■ **TASK INSTRUCTIONS**
Scan the records for the string "managing"; copy each line where it occurs.

[Collected data]

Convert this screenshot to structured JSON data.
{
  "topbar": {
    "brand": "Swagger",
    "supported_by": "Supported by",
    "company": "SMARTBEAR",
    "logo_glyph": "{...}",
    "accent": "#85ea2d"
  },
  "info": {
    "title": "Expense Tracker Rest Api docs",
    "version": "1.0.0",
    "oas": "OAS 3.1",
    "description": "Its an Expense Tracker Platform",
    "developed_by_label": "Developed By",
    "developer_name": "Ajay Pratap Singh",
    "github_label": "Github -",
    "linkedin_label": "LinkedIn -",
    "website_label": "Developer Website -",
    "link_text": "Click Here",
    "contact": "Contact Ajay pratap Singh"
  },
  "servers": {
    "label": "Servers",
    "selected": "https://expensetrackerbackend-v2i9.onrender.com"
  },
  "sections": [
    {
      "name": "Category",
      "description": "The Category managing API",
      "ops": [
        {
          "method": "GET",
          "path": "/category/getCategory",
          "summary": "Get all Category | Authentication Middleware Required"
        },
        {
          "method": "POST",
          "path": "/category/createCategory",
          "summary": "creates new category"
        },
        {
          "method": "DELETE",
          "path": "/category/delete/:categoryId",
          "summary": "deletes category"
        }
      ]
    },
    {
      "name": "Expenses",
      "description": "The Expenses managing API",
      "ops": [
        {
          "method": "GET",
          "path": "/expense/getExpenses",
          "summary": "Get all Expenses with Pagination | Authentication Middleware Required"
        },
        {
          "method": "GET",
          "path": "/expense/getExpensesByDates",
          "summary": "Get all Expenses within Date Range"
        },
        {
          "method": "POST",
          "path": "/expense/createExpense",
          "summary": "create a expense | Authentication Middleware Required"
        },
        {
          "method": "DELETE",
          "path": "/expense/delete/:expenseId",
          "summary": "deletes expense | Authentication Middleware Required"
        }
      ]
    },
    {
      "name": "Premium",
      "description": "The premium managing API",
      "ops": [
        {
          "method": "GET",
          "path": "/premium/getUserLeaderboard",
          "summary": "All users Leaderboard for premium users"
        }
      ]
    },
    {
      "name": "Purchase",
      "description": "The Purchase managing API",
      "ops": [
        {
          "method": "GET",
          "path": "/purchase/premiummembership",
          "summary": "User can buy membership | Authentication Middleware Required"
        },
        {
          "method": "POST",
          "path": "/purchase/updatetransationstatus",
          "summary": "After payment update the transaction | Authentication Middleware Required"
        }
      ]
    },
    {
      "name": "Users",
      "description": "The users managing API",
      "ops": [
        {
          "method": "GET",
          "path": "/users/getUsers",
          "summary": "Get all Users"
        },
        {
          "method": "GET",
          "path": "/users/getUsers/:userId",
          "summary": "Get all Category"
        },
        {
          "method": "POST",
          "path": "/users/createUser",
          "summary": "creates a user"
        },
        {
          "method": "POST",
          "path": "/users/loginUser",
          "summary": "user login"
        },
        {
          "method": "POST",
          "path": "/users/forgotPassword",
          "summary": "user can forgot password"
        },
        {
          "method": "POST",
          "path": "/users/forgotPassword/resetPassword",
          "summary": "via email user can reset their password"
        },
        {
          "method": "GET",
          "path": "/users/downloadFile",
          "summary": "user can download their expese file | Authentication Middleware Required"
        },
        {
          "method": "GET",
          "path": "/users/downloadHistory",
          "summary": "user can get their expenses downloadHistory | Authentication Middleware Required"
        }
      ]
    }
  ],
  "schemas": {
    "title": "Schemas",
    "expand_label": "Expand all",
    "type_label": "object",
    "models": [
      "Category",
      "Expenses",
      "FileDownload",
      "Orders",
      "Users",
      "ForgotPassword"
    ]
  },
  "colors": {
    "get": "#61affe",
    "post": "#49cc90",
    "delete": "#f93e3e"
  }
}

■ **THE RESPONSE**
      "description": "The Category managing API",
      "description": "The Expenses managing API",
      "description": "The premium managing API",
      "description": "The Purchase managing API",
      "description": "The users managing API",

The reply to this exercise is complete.